### EXERCISE
Retype the listing that follows, exactly as written.

### INPUT RECORDS
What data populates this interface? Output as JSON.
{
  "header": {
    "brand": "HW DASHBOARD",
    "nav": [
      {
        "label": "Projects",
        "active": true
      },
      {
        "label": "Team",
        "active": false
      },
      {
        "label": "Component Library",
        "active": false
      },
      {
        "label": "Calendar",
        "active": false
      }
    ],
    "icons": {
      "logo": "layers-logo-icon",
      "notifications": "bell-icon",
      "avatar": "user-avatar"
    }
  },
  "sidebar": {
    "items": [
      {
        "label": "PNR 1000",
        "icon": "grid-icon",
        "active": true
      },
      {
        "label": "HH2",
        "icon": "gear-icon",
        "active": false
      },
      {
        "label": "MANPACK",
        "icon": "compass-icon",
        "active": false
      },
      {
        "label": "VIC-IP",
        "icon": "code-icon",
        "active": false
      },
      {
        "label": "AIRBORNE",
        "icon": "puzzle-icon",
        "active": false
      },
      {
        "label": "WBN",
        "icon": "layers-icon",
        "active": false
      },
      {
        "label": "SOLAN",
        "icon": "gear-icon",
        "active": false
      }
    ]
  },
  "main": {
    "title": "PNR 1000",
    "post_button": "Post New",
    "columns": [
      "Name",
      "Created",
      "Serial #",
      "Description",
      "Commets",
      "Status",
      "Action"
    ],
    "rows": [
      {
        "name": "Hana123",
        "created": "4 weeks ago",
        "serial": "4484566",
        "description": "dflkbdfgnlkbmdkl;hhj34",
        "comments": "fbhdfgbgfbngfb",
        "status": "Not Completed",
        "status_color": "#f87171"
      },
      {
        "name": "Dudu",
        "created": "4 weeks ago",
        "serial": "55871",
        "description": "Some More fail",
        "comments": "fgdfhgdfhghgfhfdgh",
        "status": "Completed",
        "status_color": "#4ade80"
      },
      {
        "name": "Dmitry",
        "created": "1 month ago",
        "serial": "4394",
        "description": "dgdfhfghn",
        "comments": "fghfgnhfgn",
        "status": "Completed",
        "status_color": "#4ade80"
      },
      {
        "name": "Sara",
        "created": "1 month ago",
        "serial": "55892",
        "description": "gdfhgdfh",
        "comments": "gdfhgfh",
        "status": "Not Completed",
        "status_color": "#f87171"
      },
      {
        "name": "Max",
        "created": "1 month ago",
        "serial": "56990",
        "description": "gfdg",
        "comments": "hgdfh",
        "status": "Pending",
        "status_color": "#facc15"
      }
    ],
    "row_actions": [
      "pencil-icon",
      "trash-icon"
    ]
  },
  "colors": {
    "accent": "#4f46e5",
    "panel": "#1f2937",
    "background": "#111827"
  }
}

### WRITTEN ANSWER
What data populates this interface? Output as JSON.
{
  "header": {
    "brand": "HW DASHBOARD",
    "nav": [
      {
        "label": "Projects",
        "active": true
      },
      {
        "label": "Team",
        "active": false
      },
      {
        "label": "Component Library",
        "active": false
      },
      {
        "label": "Calendar",
        "active": false
      }
    ],
    "icons": {
      "logo": "layers-logo-icon",
      "notifications": "bell-icon",
      "avatar": "user-avatar"
    }
  },
  "sidebar": {
    "items": [
      {
        "label": "PNR 1000",
        "icon": "grid-icon",
        "active": true
      },
      {
        "label": "HH2",
        "icon": "gear-icon",
        "active": false
      },
      {
        "label": "MANPACK",
        "icon": "compass-icon",
        "active": false
      },
      {
        "label": "VIC-IP",
        "icon": "code-icon",
        "active": false
      },
      {
        "label": "AIRBORNE",
        "icon": "puzzle-icon",
        "active": false
      },
      {
        "label": "WBN",
        "icon": "layers-icon",
        "active": false
      },
      {
        "label": "SOLAN",
        "icon": "gear-icon",
        "active": false
      }
    ]
  },
  "main": {
    "title": "PNR 1000",
    "post_button": "Post New",
    "columns": [
      "Name",
      "Created",
      "Serial #",
      "Description",
      "Commets",
      "Status",
      "Action"
    ],
    "rows": [
      {
        "name": "Hana123",
        "created": "4 weeks ago",
        "serial": "4484566",
        "description": "dflkbdfgnlkbmdkl;hhj34",
        "comments": "fbhdfgbgfbngfb",
        "status": "Not Completed",
        "status_color": "#f87171"
      },
      {
        "name": "Dudu",
        "created": "4 weeks ago",
        "serial": "55871",
        "description": "Some More fail",
        "comments": "fgdfhgdfhghgfhfdgh",
        "status": "Completed",
        "status_color": "#4ade80"
      },
      {
        "name": "Dmitry",
        "created": "1 month ago",
        "serial": "4394",
        "description": "dgdfhfghn",
        "comments": "fghfgnhfgn",
        "status": "Completed",
        "status_color": "#4ade80"
      },
      {
        "name": "Sara",
        "created": "1 month ago",
        "serial": "55892",
        "description": "gdfhgdfh",
        "comments": "gdfhgfh",
        "status": "Not Completed",
        "status_color": "#f87171"
      },
      {
        "name": "Max",
        "created": "1 month ago",
        "serial": "56990",
        "description": "gfdg",
        "comments": "hgdfh",
        "status": "Pending",
        "status_color": "#facc15"
      }
    ],
    "row_actions": [
      "pencil-icon",
      "trash-icon"
    ]
  },
  "colors": {
    "accent": "#4f46e5",
    "panel": "#1f2937",
    "background": "#111827"
  }
}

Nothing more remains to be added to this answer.